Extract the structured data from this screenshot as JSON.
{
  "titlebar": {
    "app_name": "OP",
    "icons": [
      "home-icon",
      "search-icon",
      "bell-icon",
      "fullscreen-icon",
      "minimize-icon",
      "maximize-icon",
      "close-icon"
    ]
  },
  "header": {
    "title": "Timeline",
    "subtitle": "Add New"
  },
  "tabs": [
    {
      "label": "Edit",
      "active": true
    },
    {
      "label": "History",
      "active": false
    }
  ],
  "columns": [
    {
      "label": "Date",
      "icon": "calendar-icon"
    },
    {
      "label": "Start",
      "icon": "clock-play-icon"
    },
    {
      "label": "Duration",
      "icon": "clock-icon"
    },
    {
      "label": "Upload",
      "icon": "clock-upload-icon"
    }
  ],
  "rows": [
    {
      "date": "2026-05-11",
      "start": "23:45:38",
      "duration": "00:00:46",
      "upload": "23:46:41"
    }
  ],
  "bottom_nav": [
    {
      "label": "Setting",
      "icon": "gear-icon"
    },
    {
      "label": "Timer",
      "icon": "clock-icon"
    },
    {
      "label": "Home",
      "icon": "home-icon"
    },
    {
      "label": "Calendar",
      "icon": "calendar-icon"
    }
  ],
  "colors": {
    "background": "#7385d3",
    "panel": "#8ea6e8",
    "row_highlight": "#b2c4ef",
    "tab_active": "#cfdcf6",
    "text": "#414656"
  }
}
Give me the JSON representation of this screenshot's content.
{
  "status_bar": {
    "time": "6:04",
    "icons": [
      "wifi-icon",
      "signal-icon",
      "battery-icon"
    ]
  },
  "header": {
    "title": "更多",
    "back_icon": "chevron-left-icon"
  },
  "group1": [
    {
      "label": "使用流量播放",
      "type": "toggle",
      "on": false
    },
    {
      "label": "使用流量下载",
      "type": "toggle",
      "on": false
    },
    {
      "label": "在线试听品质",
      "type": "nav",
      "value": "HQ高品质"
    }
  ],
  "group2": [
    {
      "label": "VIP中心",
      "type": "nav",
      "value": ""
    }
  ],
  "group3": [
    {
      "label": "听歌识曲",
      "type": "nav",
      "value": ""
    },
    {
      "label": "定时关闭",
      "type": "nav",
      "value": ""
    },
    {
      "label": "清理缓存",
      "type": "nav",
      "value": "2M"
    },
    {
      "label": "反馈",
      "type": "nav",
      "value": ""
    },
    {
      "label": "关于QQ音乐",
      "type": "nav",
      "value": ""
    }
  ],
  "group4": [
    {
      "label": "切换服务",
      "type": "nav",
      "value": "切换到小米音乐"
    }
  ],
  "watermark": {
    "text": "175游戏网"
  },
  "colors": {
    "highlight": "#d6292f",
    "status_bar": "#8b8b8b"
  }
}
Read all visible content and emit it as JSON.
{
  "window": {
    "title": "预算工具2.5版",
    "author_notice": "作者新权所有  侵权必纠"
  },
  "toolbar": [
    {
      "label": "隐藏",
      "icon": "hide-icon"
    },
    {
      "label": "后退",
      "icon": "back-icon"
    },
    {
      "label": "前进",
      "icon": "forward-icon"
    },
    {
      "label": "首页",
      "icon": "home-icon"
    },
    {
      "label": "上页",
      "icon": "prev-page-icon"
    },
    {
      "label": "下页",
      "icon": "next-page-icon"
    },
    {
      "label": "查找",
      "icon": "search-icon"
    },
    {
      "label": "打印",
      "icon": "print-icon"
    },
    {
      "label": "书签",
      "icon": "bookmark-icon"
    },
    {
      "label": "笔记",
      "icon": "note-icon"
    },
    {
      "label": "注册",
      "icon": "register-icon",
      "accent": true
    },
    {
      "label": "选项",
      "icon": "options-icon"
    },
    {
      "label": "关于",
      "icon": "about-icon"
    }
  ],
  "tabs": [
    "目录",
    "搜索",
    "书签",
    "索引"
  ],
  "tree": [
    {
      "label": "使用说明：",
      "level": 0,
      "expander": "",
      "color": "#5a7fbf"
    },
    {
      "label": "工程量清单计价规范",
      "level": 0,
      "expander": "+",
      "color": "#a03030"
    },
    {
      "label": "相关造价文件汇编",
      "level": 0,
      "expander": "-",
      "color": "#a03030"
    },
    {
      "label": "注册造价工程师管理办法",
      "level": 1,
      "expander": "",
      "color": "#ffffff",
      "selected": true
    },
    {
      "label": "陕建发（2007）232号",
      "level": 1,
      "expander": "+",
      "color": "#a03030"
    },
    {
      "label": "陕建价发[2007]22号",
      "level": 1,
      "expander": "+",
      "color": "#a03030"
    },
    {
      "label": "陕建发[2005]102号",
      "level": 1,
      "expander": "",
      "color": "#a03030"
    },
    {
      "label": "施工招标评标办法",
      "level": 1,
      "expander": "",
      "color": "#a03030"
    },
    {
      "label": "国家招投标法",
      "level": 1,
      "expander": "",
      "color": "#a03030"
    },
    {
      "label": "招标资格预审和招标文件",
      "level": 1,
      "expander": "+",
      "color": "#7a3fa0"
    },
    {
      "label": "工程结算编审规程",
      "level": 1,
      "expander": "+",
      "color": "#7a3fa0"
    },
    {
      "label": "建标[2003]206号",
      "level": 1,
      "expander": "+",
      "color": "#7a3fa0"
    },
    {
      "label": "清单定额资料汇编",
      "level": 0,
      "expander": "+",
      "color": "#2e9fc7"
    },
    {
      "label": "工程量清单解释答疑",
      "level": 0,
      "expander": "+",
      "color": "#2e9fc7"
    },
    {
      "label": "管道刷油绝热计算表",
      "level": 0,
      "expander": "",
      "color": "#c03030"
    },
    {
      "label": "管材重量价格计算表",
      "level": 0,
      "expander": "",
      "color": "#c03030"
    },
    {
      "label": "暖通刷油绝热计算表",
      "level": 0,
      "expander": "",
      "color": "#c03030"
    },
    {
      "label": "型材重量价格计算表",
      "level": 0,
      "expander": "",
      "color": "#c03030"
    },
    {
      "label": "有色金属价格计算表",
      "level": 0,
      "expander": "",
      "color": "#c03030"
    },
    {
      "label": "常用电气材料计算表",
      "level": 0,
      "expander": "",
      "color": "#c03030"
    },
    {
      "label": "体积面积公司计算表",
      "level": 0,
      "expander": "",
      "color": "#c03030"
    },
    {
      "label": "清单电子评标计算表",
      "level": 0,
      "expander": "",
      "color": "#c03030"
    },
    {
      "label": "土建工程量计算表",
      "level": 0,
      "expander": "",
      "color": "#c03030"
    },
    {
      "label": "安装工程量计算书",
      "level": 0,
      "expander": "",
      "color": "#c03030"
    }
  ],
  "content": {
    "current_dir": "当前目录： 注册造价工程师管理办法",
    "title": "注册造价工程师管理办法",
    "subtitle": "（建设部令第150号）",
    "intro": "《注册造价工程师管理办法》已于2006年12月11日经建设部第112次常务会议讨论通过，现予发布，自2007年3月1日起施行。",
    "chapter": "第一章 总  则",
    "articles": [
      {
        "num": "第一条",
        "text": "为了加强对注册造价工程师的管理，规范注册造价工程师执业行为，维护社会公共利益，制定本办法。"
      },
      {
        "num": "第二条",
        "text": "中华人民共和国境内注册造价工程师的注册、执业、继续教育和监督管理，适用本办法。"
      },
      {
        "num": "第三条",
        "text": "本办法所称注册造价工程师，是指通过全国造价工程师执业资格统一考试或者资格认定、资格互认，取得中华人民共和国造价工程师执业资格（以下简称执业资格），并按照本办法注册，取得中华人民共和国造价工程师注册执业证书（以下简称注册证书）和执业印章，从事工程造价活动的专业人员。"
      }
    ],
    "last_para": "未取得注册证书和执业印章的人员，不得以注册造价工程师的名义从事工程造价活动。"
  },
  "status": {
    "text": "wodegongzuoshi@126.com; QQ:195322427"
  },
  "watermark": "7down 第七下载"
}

§

● STATED EXERCISE
Copy each line of the listing that contains the string "subtitle".

● REPLY
    "subtitle": "Add New"
    "subtitle": "（建设部令第150号）",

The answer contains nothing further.